依頼内容 A: 下の配当利回りランキングの記事から、「新年度の「配当利回り」が高い企業30社ランキング」を含む語句で始まり「配当利回りに向かいつつある。」で終わる部分を、一字一句変えずに出力すること。

新年度の「配当利回り」が高い企業30社ランキング
まもなく新年度入り。インカムゲインを重視する投資スタイルなら、高配当銘柄には今から注目しておきたい(イメージ写真:ELUTAS/PIXTA)
上場企業の約7割を占める3月決算の銘柄は、3月27日に今期(2023年度)の期末配当を受け取るための権利付き最終売買日を迎える。中間配当は昨年9月末に権利確定済みということもあり、すでに投資家の関心は来期(2024年度)の配当利回りに向かいつつある。
そこで今回は、3月18日に発売された最新の『会社四季報』2024年2集(春号)の配当予想をもとに、来期の年間配当利回りが高い銘柄を先取りしてランキングした。なお、配当予想に幅がある場合は下限値の利回りで集計している。
来期の予想年間配当利回りが6.04%でトップとなったのはMS−Japan。一般事業会社の経理や財務、人事、総務など管理部門や、弁護士や公認会計士、税理士など士業を中心に、人材関連サービスを展開している。来2024年度まで配当性向100%の方針を掲げており、2月に買収した豪州の人材紹介・派遣会社の寄与などで大幅増益、増配の見通しだ。
長期的に減配しない累進配当企業も
北関東を地盤に分譲住宅事業などを手がけるケイアイスター不動産も予想利回り6%超えで、2位にランクインした。業績は今2023年度が前期に続き減益予想と軟調に推移しているが、来2024年度は在庫調整が進んで粗利率が改善し、増益に転じる見込み。これに伴い、増配の見通しとなっている。
4位の東洋建設は海上土木の大手で、任天堂創業家の資産運用会社が大株主となっている。2025年度まで配当性向100%の方針で、来2024年度は5%超の予想利回りだ。
福岡県北九州市に本社を構える鋼材や建設機材の専門商社の小野建は、予想配当利回り5.2%で5位。来2024年度は再開発や半導体工場の案件で工事請負が好調の見通しで、配当も増額となる予想となっている。
半導体や液晶の専門商社で韓国SKハイニックス社製品の取り扱いが大きいシンデン・ハイテックスも、予想配当利回りは5%超。配当性向は3割をメドで、来2024年度は今期苦戦している半導体、液晶が上向き増益となることにともない、配当水準も向上する見通しだ。

依頼内容 B: 下のリストで、「- F jack OUT」を含む行から始まり「- arrow into CABLE jack: [528, 516, 536, 531]」を含む行で終わる部分を、両端の行も含めてそのまま返すこと。

保存データ:
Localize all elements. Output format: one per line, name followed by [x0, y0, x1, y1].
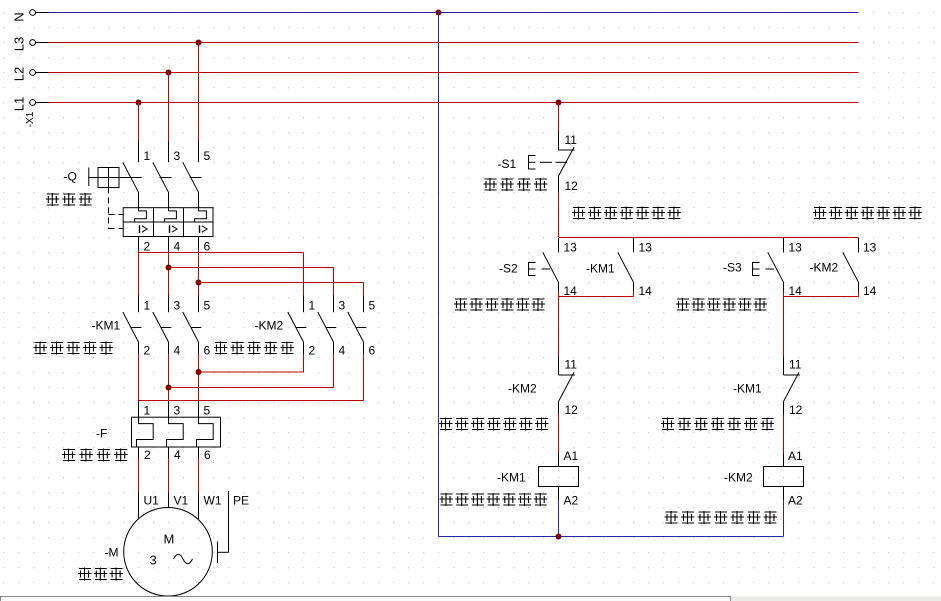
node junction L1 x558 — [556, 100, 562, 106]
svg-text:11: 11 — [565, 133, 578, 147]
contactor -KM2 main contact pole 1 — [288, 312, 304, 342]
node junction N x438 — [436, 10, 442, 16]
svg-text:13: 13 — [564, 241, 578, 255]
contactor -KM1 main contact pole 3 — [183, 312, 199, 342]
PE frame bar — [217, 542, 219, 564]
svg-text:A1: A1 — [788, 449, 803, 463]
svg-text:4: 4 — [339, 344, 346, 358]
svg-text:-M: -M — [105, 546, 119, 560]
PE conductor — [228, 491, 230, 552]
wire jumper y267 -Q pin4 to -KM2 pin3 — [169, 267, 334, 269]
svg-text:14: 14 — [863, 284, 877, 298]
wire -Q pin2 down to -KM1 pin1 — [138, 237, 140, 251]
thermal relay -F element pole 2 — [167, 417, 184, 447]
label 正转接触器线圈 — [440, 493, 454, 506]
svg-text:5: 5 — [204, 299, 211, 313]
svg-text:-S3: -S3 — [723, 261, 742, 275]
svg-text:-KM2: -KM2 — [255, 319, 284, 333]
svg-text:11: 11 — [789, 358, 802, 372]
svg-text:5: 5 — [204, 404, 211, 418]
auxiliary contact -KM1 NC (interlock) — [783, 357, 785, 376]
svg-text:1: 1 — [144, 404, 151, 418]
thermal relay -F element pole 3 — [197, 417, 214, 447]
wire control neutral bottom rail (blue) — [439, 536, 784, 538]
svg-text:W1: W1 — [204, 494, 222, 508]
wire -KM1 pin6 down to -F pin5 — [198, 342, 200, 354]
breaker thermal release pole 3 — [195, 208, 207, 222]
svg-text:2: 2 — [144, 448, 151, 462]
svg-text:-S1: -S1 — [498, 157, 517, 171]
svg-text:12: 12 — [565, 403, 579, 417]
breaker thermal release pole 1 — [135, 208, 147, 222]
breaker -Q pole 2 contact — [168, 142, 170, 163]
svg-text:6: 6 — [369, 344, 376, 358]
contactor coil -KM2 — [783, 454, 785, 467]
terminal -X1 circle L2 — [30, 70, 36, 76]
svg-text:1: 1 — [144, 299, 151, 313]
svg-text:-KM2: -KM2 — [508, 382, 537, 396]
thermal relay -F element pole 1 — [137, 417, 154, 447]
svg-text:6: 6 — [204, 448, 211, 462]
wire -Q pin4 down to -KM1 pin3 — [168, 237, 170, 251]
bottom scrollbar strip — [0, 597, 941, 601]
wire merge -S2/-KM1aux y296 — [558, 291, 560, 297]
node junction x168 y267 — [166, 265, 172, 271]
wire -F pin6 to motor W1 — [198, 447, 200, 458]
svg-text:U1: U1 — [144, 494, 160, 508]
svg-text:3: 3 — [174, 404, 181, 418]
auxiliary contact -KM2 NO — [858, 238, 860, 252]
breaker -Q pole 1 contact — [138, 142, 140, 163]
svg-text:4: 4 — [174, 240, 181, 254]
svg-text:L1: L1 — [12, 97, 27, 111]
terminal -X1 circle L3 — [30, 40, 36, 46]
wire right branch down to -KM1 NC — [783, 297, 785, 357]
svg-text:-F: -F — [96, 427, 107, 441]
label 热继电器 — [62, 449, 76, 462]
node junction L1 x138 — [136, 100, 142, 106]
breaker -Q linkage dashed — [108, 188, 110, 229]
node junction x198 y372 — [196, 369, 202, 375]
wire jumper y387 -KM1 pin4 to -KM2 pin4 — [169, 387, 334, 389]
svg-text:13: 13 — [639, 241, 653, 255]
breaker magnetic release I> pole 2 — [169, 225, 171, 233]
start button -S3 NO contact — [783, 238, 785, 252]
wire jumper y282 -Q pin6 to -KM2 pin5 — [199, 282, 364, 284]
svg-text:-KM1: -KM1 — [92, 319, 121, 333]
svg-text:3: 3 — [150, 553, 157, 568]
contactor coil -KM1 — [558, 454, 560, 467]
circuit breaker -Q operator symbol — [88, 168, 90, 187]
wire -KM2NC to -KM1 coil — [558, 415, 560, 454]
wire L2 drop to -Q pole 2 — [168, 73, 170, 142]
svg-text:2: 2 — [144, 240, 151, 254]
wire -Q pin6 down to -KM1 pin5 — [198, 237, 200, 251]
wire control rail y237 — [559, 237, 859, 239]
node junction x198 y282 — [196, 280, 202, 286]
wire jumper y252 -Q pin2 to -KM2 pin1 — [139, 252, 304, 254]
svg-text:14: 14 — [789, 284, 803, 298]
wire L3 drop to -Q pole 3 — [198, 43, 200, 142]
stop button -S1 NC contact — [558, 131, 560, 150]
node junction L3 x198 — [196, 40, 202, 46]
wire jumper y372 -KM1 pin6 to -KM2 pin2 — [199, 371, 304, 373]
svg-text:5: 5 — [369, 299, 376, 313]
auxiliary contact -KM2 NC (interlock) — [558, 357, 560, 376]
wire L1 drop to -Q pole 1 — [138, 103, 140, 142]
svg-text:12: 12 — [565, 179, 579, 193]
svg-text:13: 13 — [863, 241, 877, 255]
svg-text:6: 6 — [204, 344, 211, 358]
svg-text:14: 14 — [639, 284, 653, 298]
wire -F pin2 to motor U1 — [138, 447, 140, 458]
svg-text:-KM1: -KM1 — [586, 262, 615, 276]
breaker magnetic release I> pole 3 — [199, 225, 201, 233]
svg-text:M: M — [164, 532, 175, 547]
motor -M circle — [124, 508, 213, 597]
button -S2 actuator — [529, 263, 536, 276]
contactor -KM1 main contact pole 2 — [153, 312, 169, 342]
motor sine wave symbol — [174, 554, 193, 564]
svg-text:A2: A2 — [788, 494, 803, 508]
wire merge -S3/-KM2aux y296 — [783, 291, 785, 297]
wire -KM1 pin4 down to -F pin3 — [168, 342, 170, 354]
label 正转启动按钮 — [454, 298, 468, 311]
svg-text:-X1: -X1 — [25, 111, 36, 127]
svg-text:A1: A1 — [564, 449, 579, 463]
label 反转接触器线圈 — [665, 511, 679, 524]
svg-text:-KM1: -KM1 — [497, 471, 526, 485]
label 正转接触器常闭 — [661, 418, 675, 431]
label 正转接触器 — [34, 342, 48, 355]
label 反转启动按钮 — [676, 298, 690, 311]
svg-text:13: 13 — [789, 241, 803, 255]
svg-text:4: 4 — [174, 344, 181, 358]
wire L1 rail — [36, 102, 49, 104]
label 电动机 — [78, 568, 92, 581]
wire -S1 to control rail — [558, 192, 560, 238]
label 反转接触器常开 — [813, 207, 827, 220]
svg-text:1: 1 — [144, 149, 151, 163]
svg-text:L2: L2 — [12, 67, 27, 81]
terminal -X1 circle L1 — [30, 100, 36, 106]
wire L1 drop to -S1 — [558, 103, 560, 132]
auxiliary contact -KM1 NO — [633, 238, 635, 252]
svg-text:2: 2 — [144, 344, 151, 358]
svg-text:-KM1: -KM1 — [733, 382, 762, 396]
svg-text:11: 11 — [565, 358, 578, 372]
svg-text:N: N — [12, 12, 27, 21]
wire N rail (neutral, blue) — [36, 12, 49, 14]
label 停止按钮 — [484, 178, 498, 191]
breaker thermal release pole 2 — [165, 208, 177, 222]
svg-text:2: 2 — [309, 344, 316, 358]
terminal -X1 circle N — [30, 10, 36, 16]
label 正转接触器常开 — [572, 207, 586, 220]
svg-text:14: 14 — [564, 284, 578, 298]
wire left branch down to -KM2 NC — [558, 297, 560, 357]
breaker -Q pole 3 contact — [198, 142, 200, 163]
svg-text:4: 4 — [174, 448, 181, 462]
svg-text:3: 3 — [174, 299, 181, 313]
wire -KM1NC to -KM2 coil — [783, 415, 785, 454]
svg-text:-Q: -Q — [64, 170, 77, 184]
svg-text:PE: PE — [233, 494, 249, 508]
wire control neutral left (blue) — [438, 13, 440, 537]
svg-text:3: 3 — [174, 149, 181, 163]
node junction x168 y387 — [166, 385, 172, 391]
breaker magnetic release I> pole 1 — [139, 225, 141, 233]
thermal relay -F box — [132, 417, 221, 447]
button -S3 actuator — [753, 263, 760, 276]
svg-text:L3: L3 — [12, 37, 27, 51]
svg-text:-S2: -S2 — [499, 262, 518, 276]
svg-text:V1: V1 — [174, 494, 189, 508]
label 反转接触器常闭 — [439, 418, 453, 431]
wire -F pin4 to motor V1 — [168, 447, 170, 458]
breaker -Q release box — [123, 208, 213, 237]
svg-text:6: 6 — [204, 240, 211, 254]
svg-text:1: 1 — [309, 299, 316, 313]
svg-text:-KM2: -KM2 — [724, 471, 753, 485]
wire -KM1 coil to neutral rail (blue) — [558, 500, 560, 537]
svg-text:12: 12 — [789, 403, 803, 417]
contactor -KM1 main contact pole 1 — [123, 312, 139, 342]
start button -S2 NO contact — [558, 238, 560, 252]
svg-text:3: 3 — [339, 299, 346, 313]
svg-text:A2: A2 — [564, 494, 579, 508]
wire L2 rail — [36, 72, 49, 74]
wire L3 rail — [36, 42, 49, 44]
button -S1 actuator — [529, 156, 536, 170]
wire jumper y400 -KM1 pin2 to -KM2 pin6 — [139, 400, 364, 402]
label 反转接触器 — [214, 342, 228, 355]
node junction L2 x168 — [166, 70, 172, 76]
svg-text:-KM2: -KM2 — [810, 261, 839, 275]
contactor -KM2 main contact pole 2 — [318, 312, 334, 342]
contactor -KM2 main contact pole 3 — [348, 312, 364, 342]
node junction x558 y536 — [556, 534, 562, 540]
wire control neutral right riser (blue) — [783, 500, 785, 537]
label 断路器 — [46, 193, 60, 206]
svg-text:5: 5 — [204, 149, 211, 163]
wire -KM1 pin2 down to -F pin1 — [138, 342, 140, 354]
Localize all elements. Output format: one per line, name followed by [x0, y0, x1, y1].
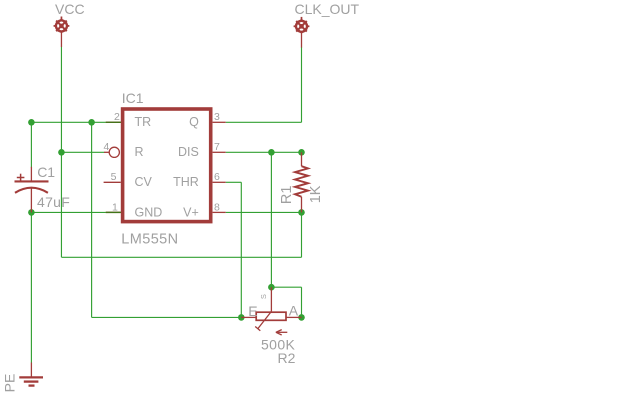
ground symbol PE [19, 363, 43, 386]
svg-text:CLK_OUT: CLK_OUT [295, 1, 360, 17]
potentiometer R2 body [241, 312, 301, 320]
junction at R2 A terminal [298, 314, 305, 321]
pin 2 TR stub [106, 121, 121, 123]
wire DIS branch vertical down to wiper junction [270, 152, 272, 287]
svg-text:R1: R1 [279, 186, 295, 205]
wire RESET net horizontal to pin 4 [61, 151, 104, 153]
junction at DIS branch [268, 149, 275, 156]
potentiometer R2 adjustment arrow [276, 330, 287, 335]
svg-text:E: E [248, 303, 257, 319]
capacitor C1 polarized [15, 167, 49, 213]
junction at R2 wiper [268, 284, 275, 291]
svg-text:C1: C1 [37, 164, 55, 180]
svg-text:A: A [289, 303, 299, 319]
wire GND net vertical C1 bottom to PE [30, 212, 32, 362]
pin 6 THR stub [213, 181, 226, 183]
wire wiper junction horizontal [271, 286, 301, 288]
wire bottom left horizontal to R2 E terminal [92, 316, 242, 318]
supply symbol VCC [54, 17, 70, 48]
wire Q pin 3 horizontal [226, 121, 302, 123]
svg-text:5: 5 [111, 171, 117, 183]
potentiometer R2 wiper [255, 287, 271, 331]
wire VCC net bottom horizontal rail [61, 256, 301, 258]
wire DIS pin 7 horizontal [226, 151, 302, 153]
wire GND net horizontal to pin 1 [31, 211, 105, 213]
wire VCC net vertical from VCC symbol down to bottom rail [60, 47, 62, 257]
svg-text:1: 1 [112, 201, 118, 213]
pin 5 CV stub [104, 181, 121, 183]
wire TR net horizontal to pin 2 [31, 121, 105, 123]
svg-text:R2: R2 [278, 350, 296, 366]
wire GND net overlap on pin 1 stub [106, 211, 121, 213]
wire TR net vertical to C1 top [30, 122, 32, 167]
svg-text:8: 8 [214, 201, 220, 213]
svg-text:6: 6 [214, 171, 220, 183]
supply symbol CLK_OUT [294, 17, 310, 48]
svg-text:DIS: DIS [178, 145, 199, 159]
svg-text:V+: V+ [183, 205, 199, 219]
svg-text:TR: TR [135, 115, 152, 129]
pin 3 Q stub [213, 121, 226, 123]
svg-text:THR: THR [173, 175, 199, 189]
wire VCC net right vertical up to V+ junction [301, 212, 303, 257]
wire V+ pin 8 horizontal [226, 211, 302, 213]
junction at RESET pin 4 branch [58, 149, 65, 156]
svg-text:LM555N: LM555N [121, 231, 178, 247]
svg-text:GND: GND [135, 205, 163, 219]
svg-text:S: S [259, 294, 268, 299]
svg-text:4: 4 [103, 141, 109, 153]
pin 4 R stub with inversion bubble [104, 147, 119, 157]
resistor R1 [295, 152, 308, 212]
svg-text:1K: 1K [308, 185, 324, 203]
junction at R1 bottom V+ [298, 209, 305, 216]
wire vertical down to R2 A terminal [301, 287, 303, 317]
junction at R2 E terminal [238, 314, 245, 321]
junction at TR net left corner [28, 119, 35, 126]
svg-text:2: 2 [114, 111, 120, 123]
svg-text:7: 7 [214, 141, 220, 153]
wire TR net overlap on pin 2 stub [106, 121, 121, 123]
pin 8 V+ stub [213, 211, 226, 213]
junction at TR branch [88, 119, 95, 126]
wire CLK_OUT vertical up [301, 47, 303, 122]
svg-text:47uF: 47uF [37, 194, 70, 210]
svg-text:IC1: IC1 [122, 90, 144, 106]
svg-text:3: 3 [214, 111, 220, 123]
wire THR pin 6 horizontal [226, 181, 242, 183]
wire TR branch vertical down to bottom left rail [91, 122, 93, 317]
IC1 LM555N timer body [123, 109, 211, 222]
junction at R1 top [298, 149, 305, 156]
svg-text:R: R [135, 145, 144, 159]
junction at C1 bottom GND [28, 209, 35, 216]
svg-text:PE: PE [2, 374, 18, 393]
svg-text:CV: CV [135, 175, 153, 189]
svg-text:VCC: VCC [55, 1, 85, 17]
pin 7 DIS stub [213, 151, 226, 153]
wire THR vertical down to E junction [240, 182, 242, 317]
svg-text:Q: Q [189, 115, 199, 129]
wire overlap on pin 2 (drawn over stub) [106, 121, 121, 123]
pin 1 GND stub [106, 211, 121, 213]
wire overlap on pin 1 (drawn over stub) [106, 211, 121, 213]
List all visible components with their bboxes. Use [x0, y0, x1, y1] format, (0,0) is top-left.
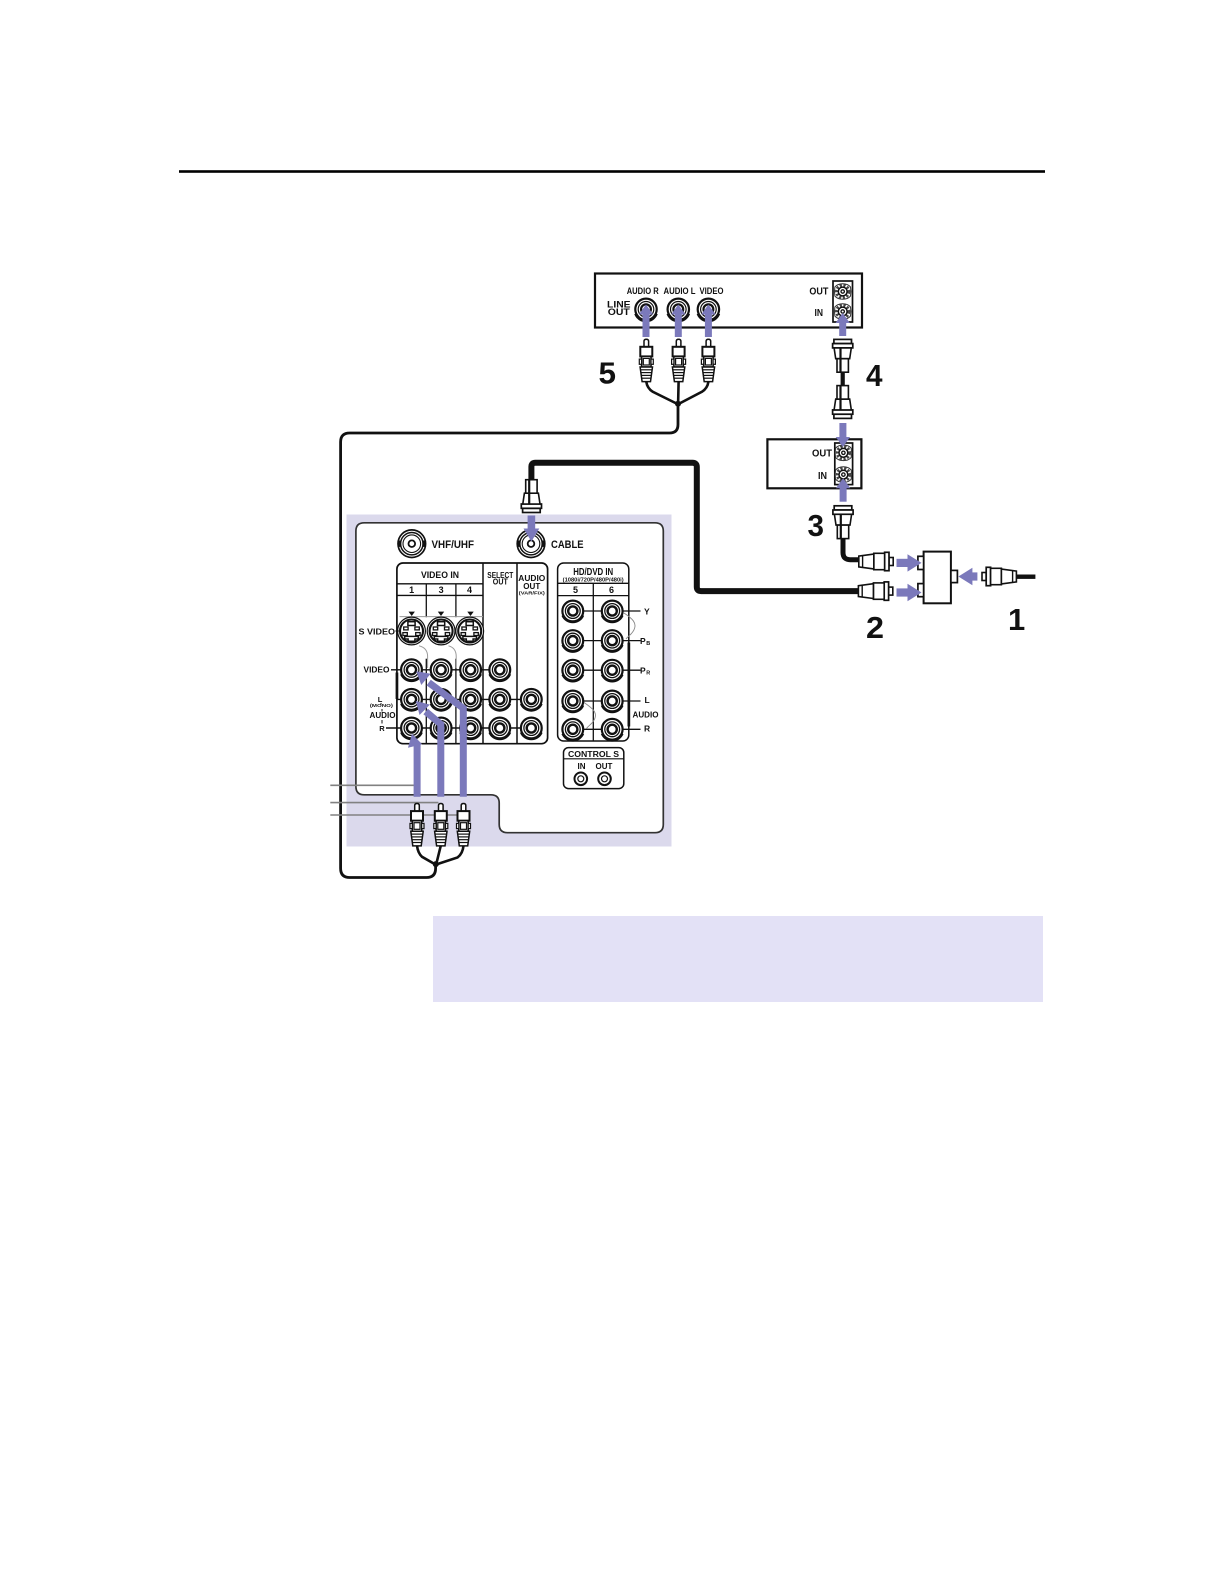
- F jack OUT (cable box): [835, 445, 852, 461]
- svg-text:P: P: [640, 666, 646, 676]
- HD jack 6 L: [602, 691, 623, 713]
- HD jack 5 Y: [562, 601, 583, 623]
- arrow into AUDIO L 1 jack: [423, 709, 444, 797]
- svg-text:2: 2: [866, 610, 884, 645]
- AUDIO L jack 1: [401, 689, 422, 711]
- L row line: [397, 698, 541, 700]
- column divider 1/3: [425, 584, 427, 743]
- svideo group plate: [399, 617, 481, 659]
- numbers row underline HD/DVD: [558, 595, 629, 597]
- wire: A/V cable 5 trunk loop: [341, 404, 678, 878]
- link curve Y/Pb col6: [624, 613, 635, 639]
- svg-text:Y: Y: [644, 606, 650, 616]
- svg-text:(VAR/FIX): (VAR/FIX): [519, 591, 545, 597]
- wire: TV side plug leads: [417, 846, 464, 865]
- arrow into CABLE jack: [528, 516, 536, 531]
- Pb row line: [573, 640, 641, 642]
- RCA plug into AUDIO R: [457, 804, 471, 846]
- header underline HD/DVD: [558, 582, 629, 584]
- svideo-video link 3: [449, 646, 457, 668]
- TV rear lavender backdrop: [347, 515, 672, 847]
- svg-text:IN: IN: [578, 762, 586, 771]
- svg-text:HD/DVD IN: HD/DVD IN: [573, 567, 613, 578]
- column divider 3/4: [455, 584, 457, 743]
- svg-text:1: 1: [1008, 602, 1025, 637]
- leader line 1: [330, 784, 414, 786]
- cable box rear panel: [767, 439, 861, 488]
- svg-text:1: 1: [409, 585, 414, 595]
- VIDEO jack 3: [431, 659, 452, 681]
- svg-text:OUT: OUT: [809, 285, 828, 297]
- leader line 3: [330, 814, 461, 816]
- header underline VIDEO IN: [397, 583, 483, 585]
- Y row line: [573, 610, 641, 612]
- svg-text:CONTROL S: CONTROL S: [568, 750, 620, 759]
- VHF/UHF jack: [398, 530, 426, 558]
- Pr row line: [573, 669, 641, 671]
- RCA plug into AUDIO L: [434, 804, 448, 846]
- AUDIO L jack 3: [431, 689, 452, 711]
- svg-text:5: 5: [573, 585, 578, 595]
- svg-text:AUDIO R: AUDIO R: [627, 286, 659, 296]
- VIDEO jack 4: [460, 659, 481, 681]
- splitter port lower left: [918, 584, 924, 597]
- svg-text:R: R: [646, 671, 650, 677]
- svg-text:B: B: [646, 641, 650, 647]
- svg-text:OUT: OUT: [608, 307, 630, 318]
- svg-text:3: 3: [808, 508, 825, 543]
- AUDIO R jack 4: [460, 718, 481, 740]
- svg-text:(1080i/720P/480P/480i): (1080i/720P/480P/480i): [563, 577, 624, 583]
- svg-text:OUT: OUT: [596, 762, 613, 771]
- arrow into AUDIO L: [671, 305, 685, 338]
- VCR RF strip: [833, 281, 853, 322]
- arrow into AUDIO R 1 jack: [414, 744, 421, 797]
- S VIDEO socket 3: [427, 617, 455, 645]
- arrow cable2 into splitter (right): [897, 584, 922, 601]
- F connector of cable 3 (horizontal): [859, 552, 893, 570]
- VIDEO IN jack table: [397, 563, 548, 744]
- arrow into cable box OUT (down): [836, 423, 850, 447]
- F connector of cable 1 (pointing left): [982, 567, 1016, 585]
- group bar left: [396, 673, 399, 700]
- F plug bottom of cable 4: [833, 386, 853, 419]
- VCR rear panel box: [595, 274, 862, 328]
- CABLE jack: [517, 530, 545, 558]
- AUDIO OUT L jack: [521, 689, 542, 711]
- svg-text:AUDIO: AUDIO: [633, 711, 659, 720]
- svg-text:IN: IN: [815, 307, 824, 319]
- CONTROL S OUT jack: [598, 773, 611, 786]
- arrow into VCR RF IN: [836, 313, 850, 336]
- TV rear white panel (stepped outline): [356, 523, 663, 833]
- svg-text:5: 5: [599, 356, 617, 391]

回答全文 A:
新年度の「配当利回り」が高い企業30社ランキング
まもなく新年度入り。インカムゲインを重視する投資スタイルなら、高配当銘柄には今から注目しておきたい(イメージ写真:ELUTAS/PIXTA)
上場企業の約7割を占める3月決算の銘柄は、3月27日に今期(2023年度)の期末配当を受け取るための権利付き最終売買日を迎える。中間配当は昨年9月末に権利確定済みということもあり、すでに投資家の関心は来期(2024年度)の配当利回りに向かいつつある。

回答全文 B:
- F jack OUT (cable box): [835, 445, 852, 461]
- svg-text:P: P: [640, 666, 646, 676]
- HD jack 6 L: [602, 691, 623, 713]
- HD jack 5 Y: [562, 601, 583, 623]
- arrow into AUDIO L 1 jack: [423, 709, 444, 797]
- svg-text:2: 2: [866, 610, 884, 645]
- AUDIO L jack 1: [401, 689, 422, 711]
- L row line: [397, 698, 541, 700]
- column divider 1/3: [425, 584, 427, 743]
- svideo group plate: [399, 617, 481, 659]
- numbers row underline HD/DVD: [558, 595, 629, 597]
- wire: A/V cable 5 trunk loop: [341, 404, 678, 878]
- link curve Y/Pb col6: [624, 613, 635, 639]
- svg-text:Y: Y: [644, 606, 650, 616]
- svg-text:(VAR/FIX): (VAR/FIX): [519, 591, 545, 597]
- wire: TV side plug leads: [417, 846, 464, 865]
- arrow into CABLE jack: [528, 516, 536, 531]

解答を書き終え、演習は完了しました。